Instructions to follow
How many lines in the records below contain the word "used"? Answer with the number and nothing else.

[[ Supplied material open ]]

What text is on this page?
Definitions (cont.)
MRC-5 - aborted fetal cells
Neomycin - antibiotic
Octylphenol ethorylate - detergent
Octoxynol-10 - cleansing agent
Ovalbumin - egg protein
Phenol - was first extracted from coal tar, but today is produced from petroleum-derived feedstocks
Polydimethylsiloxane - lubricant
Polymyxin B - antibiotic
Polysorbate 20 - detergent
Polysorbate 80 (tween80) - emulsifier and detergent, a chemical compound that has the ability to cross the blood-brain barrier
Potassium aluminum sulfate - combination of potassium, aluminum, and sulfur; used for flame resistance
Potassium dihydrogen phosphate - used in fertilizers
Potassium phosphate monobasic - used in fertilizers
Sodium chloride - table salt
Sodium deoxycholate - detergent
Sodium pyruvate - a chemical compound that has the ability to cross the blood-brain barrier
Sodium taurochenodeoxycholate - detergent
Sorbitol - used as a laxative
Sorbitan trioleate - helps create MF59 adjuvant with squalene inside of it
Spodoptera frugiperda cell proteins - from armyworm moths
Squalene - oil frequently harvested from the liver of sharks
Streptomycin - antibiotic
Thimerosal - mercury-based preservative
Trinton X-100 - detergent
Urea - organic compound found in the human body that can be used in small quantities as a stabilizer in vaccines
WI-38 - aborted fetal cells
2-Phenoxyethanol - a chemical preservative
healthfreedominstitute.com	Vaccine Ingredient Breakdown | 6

[[ Supplied material closed ]]

Response
5